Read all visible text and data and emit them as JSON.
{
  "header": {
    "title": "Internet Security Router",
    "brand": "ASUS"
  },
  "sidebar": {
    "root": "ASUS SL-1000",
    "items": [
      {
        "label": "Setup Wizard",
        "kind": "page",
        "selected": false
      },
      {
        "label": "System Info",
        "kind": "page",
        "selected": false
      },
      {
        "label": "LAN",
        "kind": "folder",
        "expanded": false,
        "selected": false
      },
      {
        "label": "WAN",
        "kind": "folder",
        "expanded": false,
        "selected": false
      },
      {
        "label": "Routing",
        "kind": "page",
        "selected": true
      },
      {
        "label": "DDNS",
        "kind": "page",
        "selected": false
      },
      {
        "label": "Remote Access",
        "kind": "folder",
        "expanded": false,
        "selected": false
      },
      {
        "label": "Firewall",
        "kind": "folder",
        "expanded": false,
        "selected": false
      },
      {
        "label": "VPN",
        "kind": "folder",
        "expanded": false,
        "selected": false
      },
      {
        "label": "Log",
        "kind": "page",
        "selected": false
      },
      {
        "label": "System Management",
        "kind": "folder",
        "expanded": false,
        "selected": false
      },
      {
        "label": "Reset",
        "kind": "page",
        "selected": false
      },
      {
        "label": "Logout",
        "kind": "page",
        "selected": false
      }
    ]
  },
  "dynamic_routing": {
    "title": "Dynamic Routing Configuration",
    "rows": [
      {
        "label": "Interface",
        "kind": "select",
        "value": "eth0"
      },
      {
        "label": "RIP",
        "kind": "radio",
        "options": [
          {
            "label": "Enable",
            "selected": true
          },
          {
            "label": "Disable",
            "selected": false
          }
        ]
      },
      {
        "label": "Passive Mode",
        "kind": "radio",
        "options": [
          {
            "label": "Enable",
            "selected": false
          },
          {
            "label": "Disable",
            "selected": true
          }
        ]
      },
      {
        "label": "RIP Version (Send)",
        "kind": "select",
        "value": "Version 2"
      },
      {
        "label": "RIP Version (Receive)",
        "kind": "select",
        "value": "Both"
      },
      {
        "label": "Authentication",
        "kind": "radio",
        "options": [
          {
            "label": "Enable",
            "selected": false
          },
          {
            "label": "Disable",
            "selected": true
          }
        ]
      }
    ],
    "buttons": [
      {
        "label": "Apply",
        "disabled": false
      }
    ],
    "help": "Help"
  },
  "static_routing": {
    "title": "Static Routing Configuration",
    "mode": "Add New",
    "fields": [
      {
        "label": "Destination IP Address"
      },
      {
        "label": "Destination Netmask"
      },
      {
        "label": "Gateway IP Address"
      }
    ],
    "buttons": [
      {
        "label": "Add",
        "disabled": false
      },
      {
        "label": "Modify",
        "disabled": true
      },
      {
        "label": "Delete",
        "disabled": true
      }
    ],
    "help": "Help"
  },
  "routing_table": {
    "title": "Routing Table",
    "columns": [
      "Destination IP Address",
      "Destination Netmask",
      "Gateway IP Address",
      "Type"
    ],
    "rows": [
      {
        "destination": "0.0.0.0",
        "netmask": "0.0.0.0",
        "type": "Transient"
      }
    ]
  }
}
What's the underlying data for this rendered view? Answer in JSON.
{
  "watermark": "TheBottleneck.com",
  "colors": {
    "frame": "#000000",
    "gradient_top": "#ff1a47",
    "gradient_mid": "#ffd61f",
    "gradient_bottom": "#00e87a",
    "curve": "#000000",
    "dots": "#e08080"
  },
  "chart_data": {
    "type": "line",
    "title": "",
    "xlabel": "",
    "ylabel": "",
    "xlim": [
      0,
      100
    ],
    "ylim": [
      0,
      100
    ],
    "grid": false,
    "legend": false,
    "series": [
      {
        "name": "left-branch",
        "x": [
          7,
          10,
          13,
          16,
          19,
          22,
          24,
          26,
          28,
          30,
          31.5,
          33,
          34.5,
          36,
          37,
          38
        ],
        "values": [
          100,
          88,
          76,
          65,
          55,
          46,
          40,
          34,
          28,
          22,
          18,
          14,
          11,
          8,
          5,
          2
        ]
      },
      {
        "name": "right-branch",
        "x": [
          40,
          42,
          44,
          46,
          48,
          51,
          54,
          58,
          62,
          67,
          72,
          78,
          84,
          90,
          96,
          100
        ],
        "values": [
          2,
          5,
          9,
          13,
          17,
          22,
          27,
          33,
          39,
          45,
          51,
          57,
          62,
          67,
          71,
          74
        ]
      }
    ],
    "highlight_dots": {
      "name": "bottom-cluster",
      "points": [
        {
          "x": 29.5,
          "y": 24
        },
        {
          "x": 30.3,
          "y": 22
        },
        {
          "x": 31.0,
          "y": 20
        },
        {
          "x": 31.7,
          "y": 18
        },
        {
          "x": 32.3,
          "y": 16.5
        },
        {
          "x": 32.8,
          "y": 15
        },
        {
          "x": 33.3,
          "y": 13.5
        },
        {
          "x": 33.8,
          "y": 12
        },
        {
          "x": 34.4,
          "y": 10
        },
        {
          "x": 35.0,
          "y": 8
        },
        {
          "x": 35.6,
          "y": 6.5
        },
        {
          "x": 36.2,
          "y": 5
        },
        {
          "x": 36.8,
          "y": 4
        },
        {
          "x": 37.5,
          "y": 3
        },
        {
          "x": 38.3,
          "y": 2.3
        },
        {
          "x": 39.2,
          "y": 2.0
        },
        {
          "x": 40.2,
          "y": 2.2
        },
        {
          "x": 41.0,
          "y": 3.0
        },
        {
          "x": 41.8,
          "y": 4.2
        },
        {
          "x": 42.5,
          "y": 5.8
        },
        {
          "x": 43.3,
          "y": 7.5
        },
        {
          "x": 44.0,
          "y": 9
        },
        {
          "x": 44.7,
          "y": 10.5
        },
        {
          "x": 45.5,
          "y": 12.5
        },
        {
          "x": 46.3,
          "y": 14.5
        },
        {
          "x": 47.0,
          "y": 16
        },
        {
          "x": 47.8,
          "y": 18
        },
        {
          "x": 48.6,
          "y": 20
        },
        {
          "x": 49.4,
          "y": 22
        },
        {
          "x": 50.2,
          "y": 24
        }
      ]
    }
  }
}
--------------------------------------------------
§ **YOUR INSTRUCTIONS**
Take the data above and return it exactly.

§ **WRITTEN SOLUTION**
Read all visible text and data and emit them as JSON.
{
  "header": {
    "title": "Internet Security Router",
    "brand": "ASUS"
  },
  "sidebar": {
    "root": "ASUS SL-1000",
    "items": [
      {
        "label": "Setup Wizard",
        "kind": "page",
        "selected": false
      },
      {
        "label": "System Info",
        "kind": "page",
        "selected": false
      },
      {
        "label": "LAN",
        "kind": "folder",
        "expanded": false,
        "selected": false
      },
      {
        "label": "WAN",
        "kind": "folder",
        "expanded": false,
        "selected": false
      },
      {
        "label": "Routing",
        "kind": "page",
        "selected": true
      },
      {
        "label": "DDNS",
        "kind": "page",
        "selected": false
      },
      {
        "label": "Remote Access",
        "kind": "folder",
        "expanded": false,
        "selected": false
      },
      {
        "label": "Firewall",
        "kind": "folder",
        "expanded": false,
        "selected": false
      },
      {
        "label": "VPN",
        "kind": "folder",
        "expanded": false,
        "selected": false
      },
      {
        "label": "Log",
        "kind": "page",
        "selected": false
      },
      {
        "label": "System Management",
        "kind": "folder",
        "expanded": false,
        "selected": false
      },
      {
        "label": "Reset",
        "kind": "page",
        "selected": false
      },
      {
        "label": "Logout",
        "kind": "page",
        "selected": false
      }
    ]
  },
  "dynamic_routing": {
    "title": "Dynamic Routing Configuration",
    "rows": [
      {
        "label": "Interface",
        "kind": "select",
        "value": "eth0"
      },
      {
        "label": "RIP",
        "kind": "radio",
        "options": [
          {
            "label": "Enable",
            "selected": true
          },
          {
            "label": "Disable",
            "selected": false
          }
        ]
      },
      {
        "label": "Passive Mode",
        "kind": "radio",
        "options": [
          {
            "label": "Enable",
            "selected": false
          },
          {
            "label": "Disable",
            "selected": true
          }
        ]
      },
      {
        "label": "RIP Version (Send)",
        "kind": "select",
        "value": "Version 2"
      },
      {
        "label": "RIP Version (Receive)",
        "kind": "select",
        "value": "Both"
      },
      {
        "label": "Authentication",
        "kind": "radio",
        "options": [
          {
            "label": "Enable",
            "selected": false
          },
          {
            "label": "Disable",
            "selected": true
          }
        ]
      }
    ],
    "buttons": [
      {
        "label": "Apply",
        "disabled": false
      }
    ],
    "help": "Help"
  },
  "static_routing": {
    "title": "Static Routing Configuration",
    "mode": "Add New",
    "fields": [
      {
        "label": "Destination IP Address"
      },
      {
        "label": "Destination Netmask"
      },
      {
        "label": "Gateway IP Address"
      }
    ],
    "buttons": [
      {
        "label": "Add",
        "disabled": false
      },
      {
        "label": "Modify",
        "disabled": true
      },
      {
        "label": "Delete",
        "disabled": true
      }
    ],
    "help": "Help"
  },
  "routing_table": {
    "title": "Routing Table",
    "columns": [
      "Destination IP Address",
      "Destination Netmask",
      "Gateway IP Address",
      "Type"
    ],
    "rows": [
      {
        "destination": "0.0.0.0",
        "netmask": "0.0.0.0",
        "type": "Transient"
      }
    ]
  }
}
What's the underlying data for this rendered view? Answer in JSON.
{
  "watermark": "TheBottleneck.com",
  "colors": {
    "frame": "#000000",
    "gradient_top": "#ff1a47",
    "gradient_mid": "#ffd61f",
    "gradient_bottom": "#00e87a",
    "curve": "#000000",
    "dots": "#e08080"
  },
  "chart_data": {
    "type": "line",
    "title": "",
    "xlabel": "",
    "ylabel": "",
    "xlim": [
      0,
      100
    ],
    "ylim": [
      0,
      100
    ],
    "grid": false,
    "legend": false,
    "series": [
      {
        "name": "left-branch",
        "x": [
          7,
          10,
          13,
          16,
          19,
          22,
          24,
          26,
          28,
          30,
          31.5,
          33,
          34.5,
          36,
          37,
          38
        ],
        "values": [
          100,
          88,
          76,
          65,
          55,
          46,
          40,
          34,
          28,
          22,
          18,
          14,
          11,
          8,
          5,
          2
        ]
      },
      {
        "name": "right-branch",
        "x": [
          40,
          42,
          44,
          46,
          48,
          51,
          54,
          58,
          62,
          67,
          72,
          78,
          84,
          90,
          96,
          100
        ],
        "values": [
          2,
          5,
          9,
          13,
          17,
          22,
          27,
          33,
          39,
          45,
          51,
          57,
          62,
          67,
          71,
          74
        ]
      }
    ],
    "highlight_dots": {
      "name": "bottom-cluster",
      "points": [
        {
          "x": 29.5,
          "y": 24
        },
        {
          "x": 30.3,
          "y": 22
        },
        {
          "x": 31.0,
          "y": 20
        },
        {
          "x": 31.7,
          "y": 18
        },
        {
          "x": 32.3,
          "y": 16.5
        },
        {
          "x": 32.8,
          "y": 15
        },
        {
          "x": 33.3,
          "y": 13.5
        },
        {
          "x": 33.8,
          "y": 12
        },
        {
          "x": 34.4,
          "y": 10
        },
        {
          "x": 35.0,
          "y": 8
        },
        {
          "x": 35.6,
          "y": 6.5
        },
        {
          "x": 36.2,
          "y": 5
        },
        {
          "x": 36.8,
          "y": 4
        },
        {
          "x": 37.5,
          "y": 3
        },
        {
          "x": 38.3,
          "y": 2.3
        },
        {
          "x": 39.2,
          "y": 2.0
        },
        {
          "x": 40.2,
          "y": 2.2
        },
        {
          "x": 41.0,
          "y": 3.0
        },
        {
          "x": 41.8,
          "y": 4.2
        },
        {
          "x": 42.5,
          "y": 5.8
        },
        {
          "x": 43.3,
          "y": 7.5
        },
        {
          "x": 44.0,
          "y": 9
        },
        {
          "x": 44.7,
          "y": 10.5
        },
        {
          "x": 45.5,
          "y": 12.5
        },
        {
          "x": 46.3,
          "y": 14.5
        },
        {
          "x": 47.0,
          "y": 16
        },
        {
          "x": 47.8,
          "y": 18
        },
        {
          "x": 48.6,
          "y": 20
        },
        {
          "x": 49.4,
          "y": 22
        },
        {
          "x": 50.2,
          "y": 24
        }
      ]
    }
  }
}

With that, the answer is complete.